::: Provided entries

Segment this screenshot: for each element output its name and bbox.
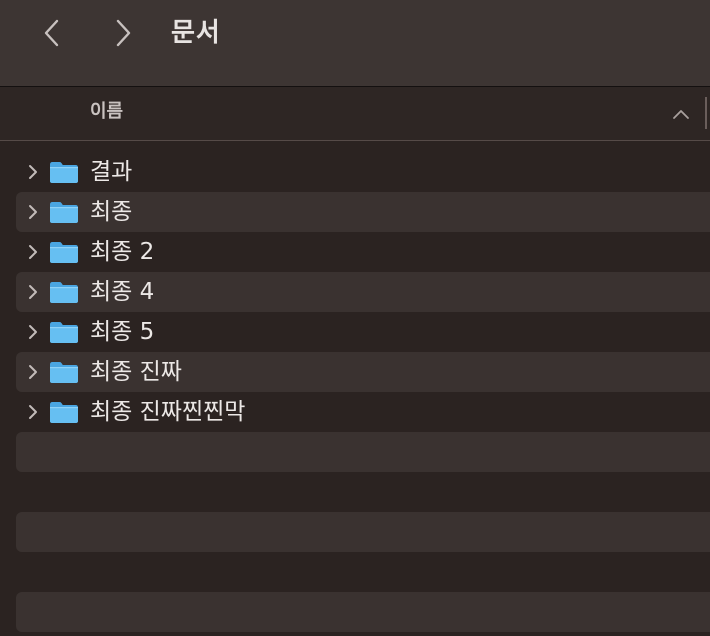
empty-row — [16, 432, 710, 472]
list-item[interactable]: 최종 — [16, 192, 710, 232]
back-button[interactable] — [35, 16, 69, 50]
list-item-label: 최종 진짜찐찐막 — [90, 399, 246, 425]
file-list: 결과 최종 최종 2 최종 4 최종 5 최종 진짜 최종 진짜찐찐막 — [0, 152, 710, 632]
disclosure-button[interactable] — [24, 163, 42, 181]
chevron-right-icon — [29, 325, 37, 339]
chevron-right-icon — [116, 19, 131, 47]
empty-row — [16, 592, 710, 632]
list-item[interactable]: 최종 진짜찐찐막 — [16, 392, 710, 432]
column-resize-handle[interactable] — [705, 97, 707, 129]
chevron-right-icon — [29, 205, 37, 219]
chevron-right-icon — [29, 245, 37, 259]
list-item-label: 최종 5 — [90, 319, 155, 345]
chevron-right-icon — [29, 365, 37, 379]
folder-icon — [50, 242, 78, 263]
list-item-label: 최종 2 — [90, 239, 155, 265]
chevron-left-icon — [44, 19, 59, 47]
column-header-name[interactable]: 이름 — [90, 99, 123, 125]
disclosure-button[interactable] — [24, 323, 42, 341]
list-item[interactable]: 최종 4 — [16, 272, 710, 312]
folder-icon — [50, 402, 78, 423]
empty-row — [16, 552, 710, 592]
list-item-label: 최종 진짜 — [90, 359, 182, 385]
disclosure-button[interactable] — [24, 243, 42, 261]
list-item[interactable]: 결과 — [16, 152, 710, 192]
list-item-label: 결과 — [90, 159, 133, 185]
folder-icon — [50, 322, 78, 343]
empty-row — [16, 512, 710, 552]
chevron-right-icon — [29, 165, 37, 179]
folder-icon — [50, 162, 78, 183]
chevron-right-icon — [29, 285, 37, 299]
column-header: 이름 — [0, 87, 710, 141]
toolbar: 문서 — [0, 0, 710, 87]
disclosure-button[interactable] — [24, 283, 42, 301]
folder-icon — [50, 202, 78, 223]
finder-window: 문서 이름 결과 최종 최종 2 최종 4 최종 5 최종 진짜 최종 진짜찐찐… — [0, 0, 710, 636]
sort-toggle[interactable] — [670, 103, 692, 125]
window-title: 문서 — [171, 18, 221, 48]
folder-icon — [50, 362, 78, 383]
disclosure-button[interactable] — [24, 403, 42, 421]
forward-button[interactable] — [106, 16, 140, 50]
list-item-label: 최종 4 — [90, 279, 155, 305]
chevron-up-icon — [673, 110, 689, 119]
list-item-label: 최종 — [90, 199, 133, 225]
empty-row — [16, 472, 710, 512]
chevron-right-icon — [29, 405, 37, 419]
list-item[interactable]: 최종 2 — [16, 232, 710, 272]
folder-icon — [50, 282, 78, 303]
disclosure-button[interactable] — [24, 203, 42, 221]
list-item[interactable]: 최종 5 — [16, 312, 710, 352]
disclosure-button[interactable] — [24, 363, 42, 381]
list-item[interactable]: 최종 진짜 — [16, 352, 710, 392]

::::::

Give every line of the rows above as a numbered list, with blank lines and the pictures left out.

1. Segment this screenshot: for each element output its name and bbox.
2. empty-row — [16, 432, 710, 472]
3. list-item[interactable]: 최종 — [16, 192, 710, 232]
4. back-button[interactable] — [35, 16, 69, 50]
5. list-item-label: 최종 진짜찐찐막 — [90, 399, 246, 425]
6. file-list: 결과 최종 최종 2 최종 4 최종 5 최종 진짜 최종 진짜찐찐막 — [0, 152, 710, 632]
7. disclosure-button[interactable] — [24, 163, 42, 181]
8. chevron-right-icon — [29, 325, 37, 339]
9. chevron-right-icon — [116, 19, 131, 47]
10. empty-row — [16, 592, 710, 632]
11. list-item[interactable]: 최종 진짜찐찐막 — [16, 392, 710, 432]
12. column-resize-handle[interactable] — [705, 97, 707, 129]
13. chevron-right-icon — [29, 205, 37, 219]
14. chevron-right-icon — [29, 245, 37, 259]
15. list-item-label: 최종 5 — [90, 319, 155, 345]
16. chevron-right-icon — [29, 365, 37, 379]
17. folder-icon — [50, 242, 78, 263]
18. list-item-label: 최종 2 — [90, 239, 155, 265]
19. chevron-left-icon — [44, 19, 59, 47]
20. column-header-name[interactable]: 이름 — [90, 99, 123, 125]
21. disclosure-button[interactable] — [24, 323, 42, 341]
22. list-item[interactable]: 최종 4 — [16, 272, 710, 312]
23. folder-icon — [50, 402, 78, 423]
24. empty-row — [16, 552, 710, 592]
25. list-item-label: 최종 진짜 — [90, 359, 182, 385]
26. disclosure-button[interactable] — [24, 243, 42, 261]
27. list-item[interactable]: 결과 — [16, 152, 710, 192]
28. list-item-label: 결과 — [90, 159, 133, 185]
29. folder-icon — [50, 322, 78, 343]
30. empty-row — [16, 512, 710, 552]
31. chevron-right-icon — [29, 165, 37, 179]
32. folder-icon — [50, 162, 78, 183]
33. chevron-right-icon — [29, 285, 37, 299]
34. column-header: 이름 — [0, 87, 710, 141]
35. toolbar: 문서 — [0, 0, 710, 87]
36. disclosure-button[interactable] — [24, 283, 42, 301]
37. folder-icon — [50, 202, 78, 223]
38. finder-window: 문서 이름 결과 최종 최종 2 최종 4 최종 5 최종 진짜 최종 진짜찐찐… — [0, 0, 710, 636]
39. sort-toggle[interactable] — [670, 103, 692, 125]
40. window-title: 문서 — [171, 18, 221, 48]
41. folder-icon — [50, 362, 78, 383]
42. disclosure-button[interactable] — [24, 403, 42, 421]
43. forward-button[interactable] — [106, 16, 140, 50]
44. list-item-label: 최종 4 — [90, 279, 155, 305]
45. chevron-up-icon — [673, 110, 689, 119]
46. list-item-label: 최종 — [90, 199, 133, 225]
47. empty-row — [16, 472, 710, 512]
48. chevron-right-icon — [29, 405, 37, 419]
49. list-item[interactable]: 최종 2 — [16, 232, 710, 272]
50. folder-icon — [50, 282, 78, 303]
51. disclosure-button[interactable] — [24, 203, 42, 221]
52. list-item[interactable]: 최종 5 — [16, 312, 710, 352]
53. disclosure-button[interactable] — [24, 363, 42, 381]
54. list-item[interactable]: 최종 진짜 — [16, 352, 710, 392]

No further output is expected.